§ SUPPLIED RECORDS
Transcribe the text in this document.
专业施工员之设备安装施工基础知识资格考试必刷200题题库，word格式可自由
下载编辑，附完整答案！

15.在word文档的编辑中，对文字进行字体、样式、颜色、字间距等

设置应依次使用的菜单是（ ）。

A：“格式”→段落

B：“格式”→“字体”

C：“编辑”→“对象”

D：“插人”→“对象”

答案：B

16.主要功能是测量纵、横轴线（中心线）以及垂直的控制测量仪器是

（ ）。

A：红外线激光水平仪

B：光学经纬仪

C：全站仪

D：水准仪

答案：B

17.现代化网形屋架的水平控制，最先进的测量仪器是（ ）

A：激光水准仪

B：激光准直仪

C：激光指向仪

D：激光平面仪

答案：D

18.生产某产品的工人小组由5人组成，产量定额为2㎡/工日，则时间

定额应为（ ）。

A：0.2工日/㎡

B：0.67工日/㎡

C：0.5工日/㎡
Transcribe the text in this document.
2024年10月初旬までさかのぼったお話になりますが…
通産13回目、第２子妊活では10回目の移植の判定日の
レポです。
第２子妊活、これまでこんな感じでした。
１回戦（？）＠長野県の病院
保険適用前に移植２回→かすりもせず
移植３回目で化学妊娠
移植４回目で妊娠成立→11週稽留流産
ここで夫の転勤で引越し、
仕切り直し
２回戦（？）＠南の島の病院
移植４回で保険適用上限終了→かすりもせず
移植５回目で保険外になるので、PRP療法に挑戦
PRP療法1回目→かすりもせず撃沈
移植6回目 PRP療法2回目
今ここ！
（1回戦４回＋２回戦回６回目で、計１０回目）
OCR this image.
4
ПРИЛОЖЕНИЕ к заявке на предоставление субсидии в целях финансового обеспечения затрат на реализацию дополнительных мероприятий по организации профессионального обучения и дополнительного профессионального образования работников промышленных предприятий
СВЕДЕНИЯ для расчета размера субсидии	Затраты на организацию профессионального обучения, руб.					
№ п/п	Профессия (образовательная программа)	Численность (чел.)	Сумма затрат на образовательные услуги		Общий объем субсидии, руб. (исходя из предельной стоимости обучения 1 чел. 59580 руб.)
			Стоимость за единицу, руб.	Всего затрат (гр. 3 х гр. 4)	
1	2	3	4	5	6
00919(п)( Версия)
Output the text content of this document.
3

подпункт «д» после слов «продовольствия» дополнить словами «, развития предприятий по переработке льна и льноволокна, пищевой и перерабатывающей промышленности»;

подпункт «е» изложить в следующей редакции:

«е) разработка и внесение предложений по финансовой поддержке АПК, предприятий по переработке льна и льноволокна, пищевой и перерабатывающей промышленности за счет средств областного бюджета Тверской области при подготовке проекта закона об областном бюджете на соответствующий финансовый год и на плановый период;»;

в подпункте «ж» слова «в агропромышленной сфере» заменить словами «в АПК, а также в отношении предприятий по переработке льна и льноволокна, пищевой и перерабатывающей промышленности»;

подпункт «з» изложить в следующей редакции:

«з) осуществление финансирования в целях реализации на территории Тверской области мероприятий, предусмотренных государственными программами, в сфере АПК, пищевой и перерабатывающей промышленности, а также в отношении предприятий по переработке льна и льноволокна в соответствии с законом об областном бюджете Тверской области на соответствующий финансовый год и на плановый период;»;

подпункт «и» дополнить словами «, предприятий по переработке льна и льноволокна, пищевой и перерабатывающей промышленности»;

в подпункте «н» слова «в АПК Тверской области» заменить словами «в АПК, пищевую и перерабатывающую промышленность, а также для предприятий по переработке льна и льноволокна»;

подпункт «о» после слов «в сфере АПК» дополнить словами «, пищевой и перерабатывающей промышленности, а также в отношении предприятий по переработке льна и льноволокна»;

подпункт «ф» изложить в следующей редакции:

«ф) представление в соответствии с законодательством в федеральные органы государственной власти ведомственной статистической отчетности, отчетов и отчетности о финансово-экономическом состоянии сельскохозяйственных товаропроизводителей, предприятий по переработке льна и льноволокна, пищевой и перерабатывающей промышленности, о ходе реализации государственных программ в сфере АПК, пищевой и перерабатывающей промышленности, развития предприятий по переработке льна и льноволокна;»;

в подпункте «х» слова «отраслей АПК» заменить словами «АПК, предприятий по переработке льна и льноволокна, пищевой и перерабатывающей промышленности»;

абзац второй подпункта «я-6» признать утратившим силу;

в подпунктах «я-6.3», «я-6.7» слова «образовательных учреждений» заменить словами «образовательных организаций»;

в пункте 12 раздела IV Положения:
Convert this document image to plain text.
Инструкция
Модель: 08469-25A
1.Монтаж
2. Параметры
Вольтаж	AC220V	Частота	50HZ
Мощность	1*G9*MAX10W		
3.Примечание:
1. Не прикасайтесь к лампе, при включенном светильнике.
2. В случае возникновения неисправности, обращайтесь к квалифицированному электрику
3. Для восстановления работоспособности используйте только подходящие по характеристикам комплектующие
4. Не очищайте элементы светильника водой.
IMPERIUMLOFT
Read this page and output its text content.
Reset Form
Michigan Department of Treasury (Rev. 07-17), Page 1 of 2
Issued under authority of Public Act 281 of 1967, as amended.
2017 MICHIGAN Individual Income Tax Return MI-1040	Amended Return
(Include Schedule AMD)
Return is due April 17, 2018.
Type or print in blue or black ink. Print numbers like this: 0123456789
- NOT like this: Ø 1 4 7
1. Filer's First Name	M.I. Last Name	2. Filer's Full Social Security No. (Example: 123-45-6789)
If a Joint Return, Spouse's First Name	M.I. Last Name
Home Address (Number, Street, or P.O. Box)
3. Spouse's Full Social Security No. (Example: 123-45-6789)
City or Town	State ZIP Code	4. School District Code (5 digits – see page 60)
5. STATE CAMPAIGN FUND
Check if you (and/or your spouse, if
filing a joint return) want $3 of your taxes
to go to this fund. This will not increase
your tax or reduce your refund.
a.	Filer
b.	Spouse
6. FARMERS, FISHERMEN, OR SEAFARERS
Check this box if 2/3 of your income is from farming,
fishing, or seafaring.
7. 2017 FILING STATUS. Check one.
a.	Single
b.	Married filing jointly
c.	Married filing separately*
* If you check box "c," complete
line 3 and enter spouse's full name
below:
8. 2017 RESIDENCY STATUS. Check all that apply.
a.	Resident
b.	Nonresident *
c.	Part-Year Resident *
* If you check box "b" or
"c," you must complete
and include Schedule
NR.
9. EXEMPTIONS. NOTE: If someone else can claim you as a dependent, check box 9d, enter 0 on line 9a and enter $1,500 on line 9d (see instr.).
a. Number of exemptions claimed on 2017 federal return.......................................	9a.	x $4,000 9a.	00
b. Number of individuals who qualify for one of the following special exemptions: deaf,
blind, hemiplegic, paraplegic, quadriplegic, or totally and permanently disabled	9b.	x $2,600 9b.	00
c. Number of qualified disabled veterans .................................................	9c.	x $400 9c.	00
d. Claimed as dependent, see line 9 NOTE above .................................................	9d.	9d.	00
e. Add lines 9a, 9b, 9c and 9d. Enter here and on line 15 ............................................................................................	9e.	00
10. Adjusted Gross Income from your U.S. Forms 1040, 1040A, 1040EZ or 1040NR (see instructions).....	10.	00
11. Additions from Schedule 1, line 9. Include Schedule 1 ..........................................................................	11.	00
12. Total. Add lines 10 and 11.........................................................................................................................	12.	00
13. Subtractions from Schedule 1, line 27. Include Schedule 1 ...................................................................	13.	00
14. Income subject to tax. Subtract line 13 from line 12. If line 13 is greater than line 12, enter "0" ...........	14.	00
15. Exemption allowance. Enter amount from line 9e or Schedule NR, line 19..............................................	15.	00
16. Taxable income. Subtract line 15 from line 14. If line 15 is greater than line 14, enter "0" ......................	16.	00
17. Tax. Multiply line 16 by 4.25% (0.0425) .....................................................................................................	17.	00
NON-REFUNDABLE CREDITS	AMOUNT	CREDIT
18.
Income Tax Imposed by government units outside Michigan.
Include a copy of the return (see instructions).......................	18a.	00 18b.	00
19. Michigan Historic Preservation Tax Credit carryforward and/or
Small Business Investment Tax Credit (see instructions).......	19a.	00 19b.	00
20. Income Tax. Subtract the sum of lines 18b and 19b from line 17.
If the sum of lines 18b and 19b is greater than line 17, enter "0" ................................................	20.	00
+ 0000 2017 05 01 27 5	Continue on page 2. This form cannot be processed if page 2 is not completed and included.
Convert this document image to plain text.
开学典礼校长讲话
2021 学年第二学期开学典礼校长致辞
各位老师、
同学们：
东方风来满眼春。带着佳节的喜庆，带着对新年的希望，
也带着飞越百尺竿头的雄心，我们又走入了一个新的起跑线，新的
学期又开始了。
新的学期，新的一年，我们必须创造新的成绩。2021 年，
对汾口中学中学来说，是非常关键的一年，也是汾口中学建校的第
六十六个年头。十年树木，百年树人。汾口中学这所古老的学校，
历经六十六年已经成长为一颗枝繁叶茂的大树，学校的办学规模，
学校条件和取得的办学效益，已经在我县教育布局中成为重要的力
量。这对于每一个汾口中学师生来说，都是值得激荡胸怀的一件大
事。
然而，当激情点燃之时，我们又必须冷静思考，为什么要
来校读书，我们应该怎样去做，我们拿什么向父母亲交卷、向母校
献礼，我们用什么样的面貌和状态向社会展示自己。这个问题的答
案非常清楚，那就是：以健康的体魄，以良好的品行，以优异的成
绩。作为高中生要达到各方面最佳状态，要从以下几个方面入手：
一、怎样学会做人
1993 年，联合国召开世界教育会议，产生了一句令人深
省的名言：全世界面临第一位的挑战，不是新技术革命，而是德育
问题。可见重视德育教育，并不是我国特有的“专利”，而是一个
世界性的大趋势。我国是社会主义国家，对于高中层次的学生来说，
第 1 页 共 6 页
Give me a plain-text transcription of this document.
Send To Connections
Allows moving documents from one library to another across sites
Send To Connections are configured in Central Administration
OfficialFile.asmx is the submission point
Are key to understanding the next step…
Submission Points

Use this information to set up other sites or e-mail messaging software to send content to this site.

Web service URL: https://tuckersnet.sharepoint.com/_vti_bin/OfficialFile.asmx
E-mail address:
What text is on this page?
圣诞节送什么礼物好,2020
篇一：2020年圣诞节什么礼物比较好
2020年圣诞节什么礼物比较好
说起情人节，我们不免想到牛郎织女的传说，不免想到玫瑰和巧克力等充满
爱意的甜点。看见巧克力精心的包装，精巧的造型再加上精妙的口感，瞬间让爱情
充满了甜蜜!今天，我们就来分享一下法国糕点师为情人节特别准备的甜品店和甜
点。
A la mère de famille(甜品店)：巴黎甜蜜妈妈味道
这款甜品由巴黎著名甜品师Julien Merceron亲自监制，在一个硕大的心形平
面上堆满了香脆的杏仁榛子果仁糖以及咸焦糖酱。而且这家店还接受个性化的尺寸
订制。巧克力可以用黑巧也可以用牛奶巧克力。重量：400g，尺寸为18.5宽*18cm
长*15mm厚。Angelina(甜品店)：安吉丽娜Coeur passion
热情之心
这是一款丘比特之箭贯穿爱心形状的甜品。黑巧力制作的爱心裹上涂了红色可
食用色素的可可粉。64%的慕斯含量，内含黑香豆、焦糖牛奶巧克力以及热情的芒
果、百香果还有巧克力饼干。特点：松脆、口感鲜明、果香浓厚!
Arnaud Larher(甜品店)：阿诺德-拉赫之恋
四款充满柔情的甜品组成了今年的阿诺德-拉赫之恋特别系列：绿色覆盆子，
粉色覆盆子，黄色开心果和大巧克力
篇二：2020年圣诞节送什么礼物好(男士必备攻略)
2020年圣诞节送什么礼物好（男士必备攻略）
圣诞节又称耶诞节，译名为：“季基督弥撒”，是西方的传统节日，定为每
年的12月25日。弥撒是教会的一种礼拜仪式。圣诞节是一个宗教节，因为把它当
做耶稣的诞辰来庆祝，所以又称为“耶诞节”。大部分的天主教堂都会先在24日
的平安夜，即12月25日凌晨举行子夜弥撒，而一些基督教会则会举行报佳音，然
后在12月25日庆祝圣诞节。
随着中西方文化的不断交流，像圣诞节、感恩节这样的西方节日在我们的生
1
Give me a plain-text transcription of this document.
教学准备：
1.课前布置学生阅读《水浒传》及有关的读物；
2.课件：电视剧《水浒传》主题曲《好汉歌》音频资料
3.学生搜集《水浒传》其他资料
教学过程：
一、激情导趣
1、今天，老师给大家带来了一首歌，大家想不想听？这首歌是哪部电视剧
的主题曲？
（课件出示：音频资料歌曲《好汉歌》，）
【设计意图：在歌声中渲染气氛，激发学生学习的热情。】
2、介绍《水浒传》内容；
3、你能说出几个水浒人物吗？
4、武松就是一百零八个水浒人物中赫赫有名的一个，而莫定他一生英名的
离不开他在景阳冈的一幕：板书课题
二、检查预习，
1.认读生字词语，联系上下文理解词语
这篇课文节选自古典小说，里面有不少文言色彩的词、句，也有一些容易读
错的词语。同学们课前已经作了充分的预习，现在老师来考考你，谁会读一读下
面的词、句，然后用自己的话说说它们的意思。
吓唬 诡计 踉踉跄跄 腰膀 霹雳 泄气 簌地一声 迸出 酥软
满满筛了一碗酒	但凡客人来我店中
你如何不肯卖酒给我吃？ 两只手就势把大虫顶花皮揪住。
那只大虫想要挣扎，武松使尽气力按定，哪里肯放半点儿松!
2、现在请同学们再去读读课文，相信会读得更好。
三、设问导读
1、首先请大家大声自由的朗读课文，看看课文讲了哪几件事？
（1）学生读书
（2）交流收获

§ GIVEN INSTRUCTION
List every line in the records above that contains the word "Married".

§ OUTPUT
b.	Married filing jointly
c.	Married filing separately*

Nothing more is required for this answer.